-- BRIEF --
Each line containing the word "style" should be found and copied.

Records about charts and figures
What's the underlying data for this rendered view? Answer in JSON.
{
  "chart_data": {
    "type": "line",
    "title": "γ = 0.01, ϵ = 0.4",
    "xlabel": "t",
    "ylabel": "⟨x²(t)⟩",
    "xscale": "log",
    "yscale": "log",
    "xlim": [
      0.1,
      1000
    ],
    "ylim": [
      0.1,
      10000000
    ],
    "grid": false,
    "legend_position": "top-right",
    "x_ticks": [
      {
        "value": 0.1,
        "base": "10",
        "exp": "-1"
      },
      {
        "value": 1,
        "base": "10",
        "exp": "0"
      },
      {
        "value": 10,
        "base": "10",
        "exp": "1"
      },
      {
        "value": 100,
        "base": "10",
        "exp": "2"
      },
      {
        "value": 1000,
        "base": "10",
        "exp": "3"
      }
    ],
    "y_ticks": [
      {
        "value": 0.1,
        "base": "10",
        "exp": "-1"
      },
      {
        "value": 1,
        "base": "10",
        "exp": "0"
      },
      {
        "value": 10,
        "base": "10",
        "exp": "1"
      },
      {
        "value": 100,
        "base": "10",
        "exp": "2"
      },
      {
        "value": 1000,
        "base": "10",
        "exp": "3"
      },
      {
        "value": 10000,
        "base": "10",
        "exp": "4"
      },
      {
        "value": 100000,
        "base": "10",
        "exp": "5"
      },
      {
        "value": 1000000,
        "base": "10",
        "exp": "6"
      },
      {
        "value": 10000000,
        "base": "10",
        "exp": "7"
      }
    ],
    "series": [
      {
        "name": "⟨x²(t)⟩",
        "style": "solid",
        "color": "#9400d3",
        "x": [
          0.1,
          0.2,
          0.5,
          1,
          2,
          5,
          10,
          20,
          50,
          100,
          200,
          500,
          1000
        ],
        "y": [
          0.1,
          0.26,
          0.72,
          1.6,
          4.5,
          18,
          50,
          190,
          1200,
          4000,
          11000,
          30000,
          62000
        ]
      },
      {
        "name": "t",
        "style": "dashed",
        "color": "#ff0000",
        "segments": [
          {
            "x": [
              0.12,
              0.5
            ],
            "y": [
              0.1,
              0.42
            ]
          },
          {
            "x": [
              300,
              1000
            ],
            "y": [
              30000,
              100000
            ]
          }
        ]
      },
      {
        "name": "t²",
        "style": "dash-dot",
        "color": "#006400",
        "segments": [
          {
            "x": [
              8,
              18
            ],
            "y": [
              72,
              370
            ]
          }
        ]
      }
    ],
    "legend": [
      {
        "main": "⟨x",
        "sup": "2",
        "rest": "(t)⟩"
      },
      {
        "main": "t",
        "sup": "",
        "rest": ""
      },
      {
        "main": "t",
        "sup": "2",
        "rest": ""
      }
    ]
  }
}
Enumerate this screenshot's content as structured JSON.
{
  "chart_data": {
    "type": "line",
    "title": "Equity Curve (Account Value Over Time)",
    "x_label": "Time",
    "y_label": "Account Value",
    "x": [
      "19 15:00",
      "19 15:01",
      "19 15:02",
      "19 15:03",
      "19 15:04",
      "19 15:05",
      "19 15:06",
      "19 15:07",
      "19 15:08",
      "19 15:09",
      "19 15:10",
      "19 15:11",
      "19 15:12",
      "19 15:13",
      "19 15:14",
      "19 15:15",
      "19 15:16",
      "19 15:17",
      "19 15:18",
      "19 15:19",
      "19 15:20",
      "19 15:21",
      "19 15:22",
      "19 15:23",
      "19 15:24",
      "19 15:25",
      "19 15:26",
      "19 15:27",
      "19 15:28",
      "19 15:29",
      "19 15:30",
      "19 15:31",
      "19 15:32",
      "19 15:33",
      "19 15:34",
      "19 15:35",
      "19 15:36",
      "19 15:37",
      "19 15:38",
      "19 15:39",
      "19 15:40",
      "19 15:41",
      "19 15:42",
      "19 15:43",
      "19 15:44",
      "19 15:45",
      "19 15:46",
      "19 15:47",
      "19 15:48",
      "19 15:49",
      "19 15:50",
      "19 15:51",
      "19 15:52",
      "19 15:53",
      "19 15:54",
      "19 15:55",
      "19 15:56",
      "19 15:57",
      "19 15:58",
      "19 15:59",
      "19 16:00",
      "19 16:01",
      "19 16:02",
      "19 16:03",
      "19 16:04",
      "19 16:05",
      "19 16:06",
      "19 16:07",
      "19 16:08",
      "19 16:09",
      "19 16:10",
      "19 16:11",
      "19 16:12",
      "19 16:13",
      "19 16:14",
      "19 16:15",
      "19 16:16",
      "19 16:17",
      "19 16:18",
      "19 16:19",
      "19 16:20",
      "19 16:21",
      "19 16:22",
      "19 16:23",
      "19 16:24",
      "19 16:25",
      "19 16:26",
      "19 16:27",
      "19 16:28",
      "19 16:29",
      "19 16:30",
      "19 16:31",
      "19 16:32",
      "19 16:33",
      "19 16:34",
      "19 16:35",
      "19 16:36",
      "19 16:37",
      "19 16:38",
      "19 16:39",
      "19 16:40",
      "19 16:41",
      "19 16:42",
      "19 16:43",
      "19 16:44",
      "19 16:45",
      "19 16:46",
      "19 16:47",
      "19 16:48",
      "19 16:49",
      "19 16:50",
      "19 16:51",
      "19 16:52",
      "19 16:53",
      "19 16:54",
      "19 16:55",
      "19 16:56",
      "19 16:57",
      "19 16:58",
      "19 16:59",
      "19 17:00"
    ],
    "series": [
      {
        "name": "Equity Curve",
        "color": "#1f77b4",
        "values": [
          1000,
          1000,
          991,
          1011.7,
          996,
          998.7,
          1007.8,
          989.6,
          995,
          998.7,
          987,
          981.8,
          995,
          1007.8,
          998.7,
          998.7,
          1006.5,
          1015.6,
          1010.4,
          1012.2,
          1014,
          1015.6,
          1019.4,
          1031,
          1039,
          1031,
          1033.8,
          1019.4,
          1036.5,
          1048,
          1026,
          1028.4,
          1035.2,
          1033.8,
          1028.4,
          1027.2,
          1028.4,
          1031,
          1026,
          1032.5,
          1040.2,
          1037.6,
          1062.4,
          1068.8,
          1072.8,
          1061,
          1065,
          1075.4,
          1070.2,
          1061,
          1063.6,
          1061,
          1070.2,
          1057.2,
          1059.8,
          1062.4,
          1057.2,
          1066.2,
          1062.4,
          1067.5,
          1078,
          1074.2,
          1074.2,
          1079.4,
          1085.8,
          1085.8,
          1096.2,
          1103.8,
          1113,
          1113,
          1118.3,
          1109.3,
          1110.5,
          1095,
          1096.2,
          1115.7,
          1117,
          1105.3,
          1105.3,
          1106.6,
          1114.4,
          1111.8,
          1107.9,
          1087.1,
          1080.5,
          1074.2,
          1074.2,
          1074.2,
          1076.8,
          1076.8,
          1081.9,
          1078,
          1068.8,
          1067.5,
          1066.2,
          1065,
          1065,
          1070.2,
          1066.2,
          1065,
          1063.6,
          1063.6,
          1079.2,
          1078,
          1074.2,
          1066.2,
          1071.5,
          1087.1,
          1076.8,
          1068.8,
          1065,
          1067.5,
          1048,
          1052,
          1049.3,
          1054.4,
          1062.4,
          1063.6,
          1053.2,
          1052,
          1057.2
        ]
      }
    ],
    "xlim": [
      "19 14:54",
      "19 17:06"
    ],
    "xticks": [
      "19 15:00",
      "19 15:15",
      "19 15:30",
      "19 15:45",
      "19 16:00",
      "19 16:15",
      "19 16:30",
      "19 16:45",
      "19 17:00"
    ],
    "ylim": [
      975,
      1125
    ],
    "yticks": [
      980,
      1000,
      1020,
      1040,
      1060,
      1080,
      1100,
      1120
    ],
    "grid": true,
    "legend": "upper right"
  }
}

-- EXPECTED ANSWER --
        "style": "solid",
        "style": "dashed",
        "style": "dash-dot",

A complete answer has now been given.